··· DATASET ENTRIES ···
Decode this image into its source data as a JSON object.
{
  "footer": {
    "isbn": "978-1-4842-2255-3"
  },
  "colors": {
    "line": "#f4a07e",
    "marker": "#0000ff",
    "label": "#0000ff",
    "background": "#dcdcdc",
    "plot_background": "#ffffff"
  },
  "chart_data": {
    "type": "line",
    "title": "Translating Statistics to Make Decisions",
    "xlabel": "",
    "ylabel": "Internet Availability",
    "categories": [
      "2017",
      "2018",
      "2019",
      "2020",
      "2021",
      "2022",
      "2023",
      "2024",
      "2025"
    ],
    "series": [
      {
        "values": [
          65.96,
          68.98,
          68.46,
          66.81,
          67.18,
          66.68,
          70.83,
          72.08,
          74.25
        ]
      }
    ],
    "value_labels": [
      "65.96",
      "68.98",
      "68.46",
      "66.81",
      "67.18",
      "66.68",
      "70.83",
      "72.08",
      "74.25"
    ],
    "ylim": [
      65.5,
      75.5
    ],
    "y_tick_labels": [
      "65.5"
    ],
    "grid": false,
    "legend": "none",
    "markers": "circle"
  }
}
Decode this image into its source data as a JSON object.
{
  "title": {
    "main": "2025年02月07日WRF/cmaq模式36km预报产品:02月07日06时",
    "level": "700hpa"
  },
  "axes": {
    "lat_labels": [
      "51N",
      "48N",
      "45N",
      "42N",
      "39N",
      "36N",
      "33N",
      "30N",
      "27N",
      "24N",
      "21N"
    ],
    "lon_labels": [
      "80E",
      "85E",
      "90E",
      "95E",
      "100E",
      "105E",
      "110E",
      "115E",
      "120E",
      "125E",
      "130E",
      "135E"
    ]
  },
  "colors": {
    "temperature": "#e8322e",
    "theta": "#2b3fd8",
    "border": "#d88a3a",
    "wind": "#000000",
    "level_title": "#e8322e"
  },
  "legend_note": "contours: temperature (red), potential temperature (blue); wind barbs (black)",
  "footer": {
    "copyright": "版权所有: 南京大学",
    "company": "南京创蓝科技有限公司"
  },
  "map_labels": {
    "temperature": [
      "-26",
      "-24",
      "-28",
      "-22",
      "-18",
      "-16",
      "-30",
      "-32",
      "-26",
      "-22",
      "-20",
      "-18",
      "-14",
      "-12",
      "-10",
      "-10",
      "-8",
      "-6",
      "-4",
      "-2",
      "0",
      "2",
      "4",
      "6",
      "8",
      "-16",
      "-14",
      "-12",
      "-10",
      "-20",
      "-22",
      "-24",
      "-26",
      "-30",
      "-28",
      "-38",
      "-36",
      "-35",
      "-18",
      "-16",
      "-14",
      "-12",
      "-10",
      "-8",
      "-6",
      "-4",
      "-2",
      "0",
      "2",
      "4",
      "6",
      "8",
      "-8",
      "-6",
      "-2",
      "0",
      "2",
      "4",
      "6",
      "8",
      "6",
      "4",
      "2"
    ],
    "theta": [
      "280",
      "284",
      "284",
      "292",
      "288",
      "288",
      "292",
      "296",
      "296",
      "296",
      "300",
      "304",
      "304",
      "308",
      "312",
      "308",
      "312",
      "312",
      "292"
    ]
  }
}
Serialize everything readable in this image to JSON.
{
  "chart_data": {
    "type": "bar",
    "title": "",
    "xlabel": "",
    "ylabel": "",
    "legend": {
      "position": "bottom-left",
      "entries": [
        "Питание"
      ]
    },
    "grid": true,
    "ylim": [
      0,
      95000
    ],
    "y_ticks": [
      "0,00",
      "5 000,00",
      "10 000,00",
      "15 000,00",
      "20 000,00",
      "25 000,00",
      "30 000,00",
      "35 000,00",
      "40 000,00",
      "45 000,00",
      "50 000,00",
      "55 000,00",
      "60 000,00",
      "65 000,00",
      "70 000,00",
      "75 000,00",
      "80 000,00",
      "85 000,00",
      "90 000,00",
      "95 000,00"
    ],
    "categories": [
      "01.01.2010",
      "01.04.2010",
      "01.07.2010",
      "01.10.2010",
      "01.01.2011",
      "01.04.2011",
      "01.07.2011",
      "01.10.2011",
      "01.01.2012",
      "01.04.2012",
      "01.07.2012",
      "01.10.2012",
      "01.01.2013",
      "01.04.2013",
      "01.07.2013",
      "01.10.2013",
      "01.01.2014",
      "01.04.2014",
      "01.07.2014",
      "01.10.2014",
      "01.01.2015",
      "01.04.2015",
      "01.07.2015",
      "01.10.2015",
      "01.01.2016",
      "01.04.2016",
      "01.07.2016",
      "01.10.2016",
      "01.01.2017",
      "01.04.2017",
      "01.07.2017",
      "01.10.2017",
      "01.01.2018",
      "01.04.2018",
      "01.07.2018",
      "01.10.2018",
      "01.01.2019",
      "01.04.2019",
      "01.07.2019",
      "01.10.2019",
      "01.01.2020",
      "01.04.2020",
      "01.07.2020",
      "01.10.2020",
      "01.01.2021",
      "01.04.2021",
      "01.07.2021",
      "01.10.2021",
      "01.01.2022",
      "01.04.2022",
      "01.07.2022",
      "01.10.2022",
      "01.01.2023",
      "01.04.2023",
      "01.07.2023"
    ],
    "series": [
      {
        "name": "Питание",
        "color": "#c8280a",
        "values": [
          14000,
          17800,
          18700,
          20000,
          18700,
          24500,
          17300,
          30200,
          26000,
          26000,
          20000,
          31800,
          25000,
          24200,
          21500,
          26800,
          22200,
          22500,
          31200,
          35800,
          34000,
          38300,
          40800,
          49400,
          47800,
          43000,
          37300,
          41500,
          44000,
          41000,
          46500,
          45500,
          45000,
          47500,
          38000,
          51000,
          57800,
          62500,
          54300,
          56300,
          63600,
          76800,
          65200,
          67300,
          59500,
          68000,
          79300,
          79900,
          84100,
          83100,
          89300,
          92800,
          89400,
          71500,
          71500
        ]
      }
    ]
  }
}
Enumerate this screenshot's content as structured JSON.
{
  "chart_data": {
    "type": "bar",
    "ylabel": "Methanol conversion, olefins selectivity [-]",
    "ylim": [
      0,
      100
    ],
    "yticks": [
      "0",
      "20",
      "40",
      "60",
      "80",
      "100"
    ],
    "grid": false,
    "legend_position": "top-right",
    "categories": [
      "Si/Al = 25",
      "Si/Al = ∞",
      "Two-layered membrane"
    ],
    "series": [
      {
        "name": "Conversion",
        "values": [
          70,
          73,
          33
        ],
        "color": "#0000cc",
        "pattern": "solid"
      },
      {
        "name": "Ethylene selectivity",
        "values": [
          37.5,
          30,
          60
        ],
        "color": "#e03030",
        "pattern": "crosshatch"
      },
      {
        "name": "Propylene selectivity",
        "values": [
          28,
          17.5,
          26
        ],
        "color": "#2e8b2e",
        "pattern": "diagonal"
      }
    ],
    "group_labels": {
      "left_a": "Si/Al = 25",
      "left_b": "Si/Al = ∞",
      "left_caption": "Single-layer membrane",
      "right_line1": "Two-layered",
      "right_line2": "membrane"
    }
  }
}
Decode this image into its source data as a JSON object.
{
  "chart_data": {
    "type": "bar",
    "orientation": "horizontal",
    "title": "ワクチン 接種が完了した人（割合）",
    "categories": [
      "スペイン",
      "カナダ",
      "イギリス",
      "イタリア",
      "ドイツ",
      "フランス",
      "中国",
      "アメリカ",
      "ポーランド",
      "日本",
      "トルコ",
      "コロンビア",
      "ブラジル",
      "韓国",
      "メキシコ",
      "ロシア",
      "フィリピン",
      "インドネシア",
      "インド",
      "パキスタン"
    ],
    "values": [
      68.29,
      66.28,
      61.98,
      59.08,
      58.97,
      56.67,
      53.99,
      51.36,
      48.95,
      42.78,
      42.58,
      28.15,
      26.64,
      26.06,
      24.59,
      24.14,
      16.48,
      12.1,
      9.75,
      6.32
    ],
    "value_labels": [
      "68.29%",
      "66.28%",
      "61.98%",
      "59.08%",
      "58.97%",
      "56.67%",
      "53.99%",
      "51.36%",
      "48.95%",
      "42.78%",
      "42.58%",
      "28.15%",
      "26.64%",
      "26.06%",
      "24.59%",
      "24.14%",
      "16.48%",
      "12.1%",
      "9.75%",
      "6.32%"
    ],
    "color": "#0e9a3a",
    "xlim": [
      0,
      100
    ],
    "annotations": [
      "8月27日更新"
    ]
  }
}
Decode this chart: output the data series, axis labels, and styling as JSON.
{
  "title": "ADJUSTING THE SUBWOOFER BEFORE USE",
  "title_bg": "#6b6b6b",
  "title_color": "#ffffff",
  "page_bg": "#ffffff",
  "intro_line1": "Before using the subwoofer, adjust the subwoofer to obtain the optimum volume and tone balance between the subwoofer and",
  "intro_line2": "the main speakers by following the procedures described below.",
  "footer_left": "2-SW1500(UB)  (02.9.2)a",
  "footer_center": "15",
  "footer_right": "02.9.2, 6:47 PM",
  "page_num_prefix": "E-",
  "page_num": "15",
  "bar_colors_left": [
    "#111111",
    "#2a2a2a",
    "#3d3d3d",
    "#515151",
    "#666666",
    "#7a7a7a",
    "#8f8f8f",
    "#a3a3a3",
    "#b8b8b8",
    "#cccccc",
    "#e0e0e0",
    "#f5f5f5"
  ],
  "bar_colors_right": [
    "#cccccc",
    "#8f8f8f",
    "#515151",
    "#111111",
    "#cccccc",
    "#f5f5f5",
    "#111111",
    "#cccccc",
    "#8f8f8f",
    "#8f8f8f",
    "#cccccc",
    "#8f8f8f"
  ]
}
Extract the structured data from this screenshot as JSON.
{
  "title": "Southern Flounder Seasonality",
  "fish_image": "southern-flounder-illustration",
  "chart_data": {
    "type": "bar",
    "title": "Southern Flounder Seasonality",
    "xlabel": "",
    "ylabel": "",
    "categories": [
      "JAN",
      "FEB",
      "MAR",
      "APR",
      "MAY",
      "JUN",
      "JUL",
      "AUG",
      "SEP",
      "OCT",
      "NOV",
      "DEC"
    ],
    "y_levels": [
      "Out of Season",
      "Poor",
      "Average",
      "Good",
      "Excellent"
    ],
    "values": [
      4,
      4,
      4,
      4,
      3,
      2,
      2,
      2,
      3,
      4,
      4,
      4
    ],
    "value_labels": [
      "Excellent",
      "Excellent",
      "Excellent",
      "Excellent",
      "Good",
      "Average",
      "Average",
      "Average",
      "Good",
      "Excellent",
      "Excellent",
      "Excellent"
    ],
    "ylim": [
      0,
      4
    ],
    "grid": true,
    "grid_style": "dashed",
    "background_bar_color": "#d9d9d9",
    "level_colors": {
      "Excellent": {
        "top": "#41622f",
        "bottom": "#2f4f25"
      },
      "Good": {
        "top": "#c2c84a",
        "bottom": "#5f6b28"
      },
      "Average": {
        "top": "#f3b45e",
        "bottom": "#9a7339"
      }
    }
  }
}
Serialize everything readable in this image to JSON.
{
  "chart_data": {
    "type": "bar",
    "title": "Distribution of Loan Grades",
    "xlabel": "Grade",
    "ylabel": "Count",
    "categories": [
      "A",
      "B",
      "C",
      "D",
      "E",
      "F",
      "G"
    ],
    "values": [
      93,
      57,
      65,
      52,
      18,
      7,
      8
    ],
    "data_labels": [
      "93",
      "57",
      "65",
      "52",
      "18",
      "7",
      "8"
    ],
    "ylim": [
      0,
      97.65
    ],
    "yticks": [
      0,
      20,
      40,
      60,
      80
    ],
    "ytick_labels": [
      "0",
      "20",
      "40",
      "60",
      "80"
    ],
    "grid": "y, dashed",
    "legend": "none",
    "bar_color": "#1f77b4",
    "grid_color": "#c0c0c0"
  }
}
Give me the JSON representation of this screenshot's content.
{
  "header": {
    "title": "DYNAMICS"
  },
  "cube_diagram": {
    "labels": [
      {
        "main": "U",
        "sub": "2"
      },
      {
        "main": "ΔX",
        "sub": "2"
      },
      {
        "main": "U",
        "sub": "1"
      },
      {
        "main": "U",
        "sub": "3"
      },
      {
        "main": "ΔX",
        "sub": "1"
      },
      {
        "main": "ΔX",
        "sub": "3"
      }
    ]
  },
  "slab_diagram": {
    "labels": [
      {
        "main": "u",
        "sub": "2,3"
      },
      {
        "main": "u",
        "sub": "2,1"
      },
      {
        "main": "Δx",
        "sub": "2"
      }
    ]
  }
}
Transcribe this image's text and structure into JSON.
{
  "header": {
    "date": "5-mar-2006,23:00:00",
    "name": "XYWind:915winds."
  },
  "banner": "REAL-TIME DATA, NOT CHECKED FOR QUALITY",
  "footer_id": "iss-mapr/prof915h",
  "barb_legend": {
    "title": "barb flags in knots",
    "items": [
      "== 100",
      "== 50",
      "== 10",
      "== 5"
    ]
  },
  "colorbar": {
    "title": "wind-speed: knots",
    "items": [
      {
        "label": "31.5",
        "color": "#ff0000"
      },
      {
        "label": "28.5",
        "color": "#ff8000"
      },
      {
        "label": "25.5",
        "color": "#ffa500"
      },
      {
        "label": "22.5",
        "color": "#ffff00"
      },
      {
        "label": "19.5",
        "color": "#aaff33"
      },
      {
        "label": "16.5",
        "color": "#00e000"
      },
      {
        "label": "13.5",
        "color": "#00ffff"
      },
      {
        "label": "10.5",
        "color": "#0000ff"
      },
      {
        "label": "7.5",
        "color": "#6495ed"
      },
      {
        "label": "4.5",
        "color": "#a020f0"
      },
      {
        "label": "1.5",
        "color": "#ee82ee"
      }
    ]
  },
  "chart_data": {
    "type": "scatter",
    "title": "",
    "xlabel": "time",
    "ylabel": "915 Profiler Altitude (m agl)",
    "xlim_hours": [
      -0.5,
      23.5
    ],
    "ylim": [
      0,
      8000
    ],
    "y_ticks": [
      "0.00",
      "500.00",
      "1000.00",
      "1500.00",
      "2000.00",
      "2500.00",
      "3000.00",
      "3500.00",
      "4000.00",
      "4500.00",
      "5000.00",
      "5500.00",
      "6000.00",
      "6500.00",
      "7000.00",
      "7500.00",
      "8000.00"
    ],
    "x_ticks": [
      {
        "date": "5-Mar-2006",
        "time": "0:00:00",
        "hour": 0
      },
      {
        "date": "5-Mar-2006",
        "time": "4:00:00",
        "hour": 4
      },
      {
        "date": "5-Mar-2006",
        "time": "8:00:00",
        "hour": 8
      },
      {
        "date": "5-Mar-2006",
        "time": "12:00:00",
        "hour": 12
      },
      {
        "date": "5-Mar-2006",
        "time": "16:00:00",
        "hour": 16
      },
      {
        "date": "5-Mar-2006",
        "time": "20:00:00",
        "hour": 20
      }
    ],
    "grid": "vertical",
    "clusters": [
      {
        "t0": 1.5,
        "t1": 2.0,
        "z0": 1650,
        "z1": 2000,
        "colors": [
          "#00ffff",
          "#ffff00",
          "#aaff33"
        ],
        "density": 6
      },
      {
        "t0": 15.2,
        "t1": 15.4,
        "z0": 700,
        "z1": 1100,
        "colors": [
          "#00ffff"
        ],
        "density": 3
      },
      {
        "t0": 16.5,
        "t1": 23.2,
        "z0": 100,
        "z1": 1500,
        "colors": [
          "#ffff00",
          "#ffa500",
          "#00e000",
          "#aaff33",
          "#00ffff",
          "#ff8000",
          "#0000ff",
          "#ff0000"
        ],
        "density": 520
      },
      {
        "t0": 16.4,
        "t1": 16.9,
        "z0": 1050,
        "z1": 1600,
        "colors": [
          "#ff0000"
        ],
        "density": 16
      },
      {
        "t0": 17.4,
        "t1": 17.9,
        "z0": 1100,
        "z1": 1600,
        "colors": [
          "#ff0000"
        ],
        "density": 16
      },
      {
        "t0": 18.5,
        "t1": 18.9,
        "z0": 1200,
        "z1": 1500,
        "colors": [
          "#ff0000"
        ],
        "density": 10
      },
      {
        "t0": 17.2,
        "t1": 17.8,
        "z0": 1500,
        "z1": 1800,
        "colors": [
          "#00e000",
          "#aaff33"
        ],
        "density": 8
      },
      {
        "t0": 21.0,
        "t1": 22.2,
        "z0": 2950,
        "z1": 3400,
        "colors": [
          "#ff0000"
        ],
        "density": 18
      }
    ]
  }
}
···
INSTRUCTION >> Select and copy every line of the listing with the word "Seasonality".

WRITTEN RESPONSE >>
  "title": "Southern Flounder Seasonality",
    "title": "Southern Flounder Seasonality",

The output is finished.